------ Page excerpt

Python Package pyperspec
This is a Python package designed to simplify the analysis and manipulation of hyperspectral datasets.
The package provides an object-oriented approach providing a user-friendly interface that feels familiar to Python users, i.e. close to libraries such as numpy
, pandas
, and scikit-learn
.
This is heavily inspired by R package hyperSpec and part of r-hyperspec
.
The goal is to make the work with hyperspectral data sets, (i.e. spatially or time-resolved spectra, or spectra with any other kind of information associated with each of the spectra) more comfortable.
The spectra can be data obtained during
XRF,
UV/VIS,
Fluorescence,
AES,
NIR,
IR,
Raman,
NMR,
MS,
etc. spectroscopy measurements.
NOTE: The main focus is not on algroithms since there are already many other good packages implementing algorithms, e.g. numpy, scipy, pybaselines, and more can be found in FOSS For Spectroscopy list.
Rather, it provides convinient interface for those algorithms and other routine tasks.
For detailed information and documentation, please visit PyPerSpec Documentation.
Documentation
Please, check here
Installation
Currently available only from GitHub:
Quick Demo
import pyspc
import numpy as np
import pandas as pd
spc = np.random.rand(10, 20) # Here is you spectra in unfolded structure
wl = np.linspace(1000,2000,20) # Array of wavelength/wavenumbers
meta_data = pd.DataFrame({"group": ..., "date": ...,}) # Additional meta-data
# Create the object
sf = pyspc.SpectraFrame(spc, wl=wl, data=data)

------------

_Given exercise a_:
According to the pyperspec page, where is the package currently available for installation?

------ Material provided

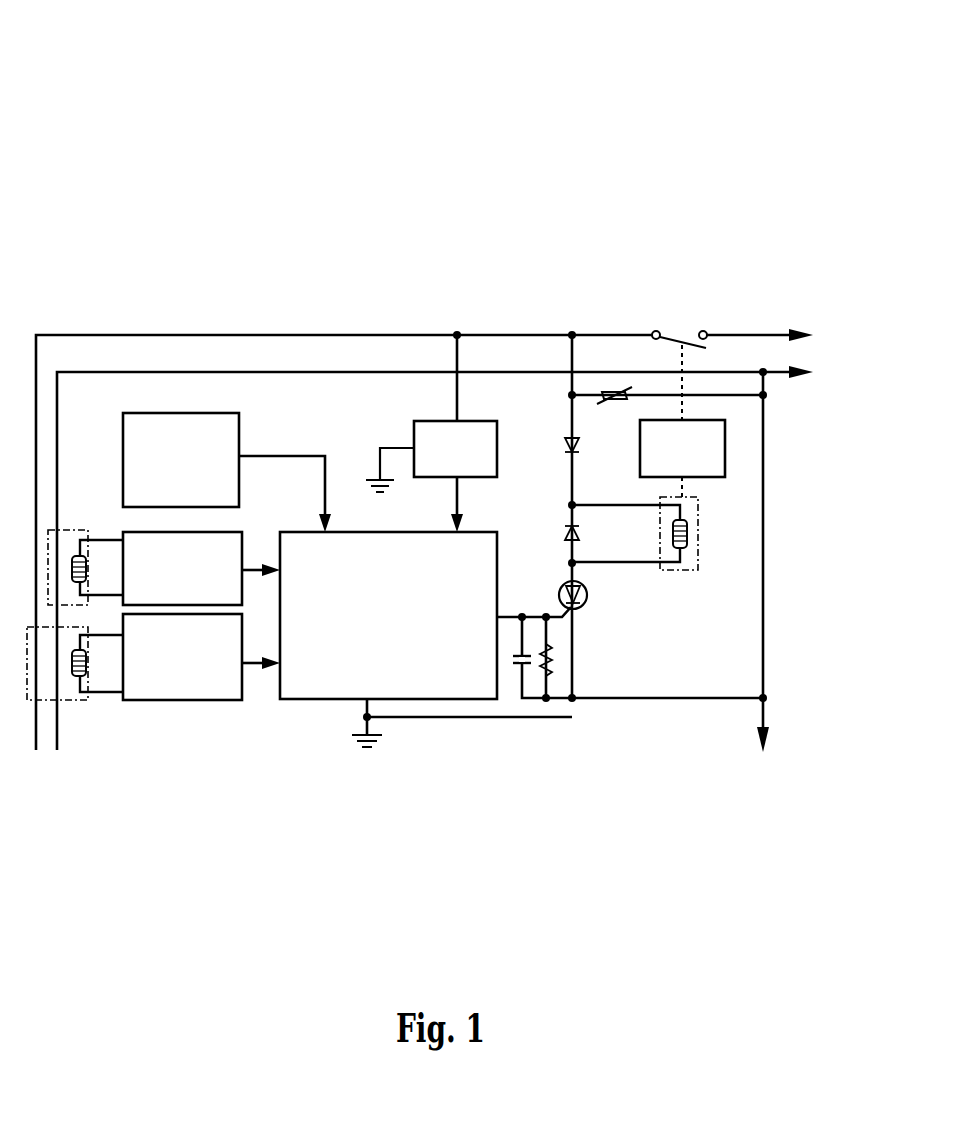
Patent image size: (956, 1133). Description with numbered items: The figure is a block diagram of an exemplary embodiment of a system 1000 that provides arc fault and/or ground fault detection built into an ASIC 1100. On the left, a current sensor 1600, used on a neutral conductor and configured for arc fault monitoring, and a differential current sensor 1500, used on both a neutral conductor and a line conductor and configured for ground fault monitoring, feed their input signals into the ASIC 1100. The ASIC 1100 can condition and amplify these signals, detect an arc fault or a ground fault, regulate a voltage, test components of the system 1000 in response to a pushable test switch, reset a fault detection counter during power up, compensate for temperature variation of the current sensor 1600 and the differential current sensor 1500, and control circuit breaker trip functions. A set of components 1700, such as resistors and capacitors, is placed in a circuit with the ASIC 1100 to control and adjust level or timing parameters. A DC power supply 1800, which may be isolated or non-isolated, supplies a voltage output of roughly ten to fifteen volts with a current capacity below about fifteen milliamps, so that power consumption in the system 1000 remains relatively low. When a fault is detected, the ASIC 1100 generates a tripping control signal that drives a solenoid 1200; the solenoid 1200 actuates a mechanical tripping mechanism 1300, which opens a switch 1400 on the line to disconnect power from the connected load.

The system 1000 is at (136, 51).
The ASIC 1100 is at (388, 615).
The solenoid 1200 is at (638, 550).
The mechanical tripping mechanism 1300 is at (682, 421).
The switch 1400 is at (679, 325).
The differential current sensor 1500 is at (153, 657).
The current sensor 1600 is at (164, 567).
The set of components 1700 is at (227, 472).
The DC power supply 1800 is at (431, 433).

------------

_Given exercise b_:
Rewrite the part of the records that opens at their start and closes with the line containing "The differential current sensor 1500 is" as a JSON list of strings, one string per line and both ends included. Omit blank lines, and leave the pictures out of the answer.

_Expected answer a_:
Only from GitHub.

_Expected answer b_:
[
  "Patent image size: (956, 1133). Description with numbered items: The figure is a block diagram of an exemplary embodiment of a system 1000 that provides arc fault and/or ground fault detection built into an ASIC 1100. On the left, a current sensor 1600, used on a neutral conductor and configured for arc fault monitoring, and a differential current sensor 1500, used on both a neutral conductor and a line conductor and configured for ground fault monitoring, feed their input signals into the ASIC 1100. The ASIC 1100 can condition and amplify these signals, detect an arc fault or a ground fault, regulate a voltage, test components of the system 1000 in response to a pushable test switch, reset a fault detection counter during power up, compensate for temperature variation of the current sensor 1600 and the differential current sensor 1500, and control circuit breaker trip functions. A set of components 1700, such as resistors and capacitors, is placed in a circuit with the ASIC 1100 to control and adjust level or timing parameters. A DC power supply 1800, which may be isolated or non-isolated, supplies a voltage output of roughly ten to fifteen volts with a current capacity below about fifteen milliamps, so that power consumption in the system 1000 remains relatively low. When a fault is detected, the ASIC 1100 generates a tripping control signal that drives a solenoid 1200; the solenoid 1200 actuates a mechanical tripping mechanism 1300, which opens a switch 1400 on the line to disconnect power from the connected load.",
  "The system 1000 is at (136, 51).",
  "The ASIC 1100 is at (388, 615).",
  "The solenoid 1200 is at (638, 550).",
  "The mechanical tripping mechanism 1300 is at (682, 421).",
  "The switch 1400 is at (679, 325).",
  "The differential current sensor 1500 is at (153, 657)."
]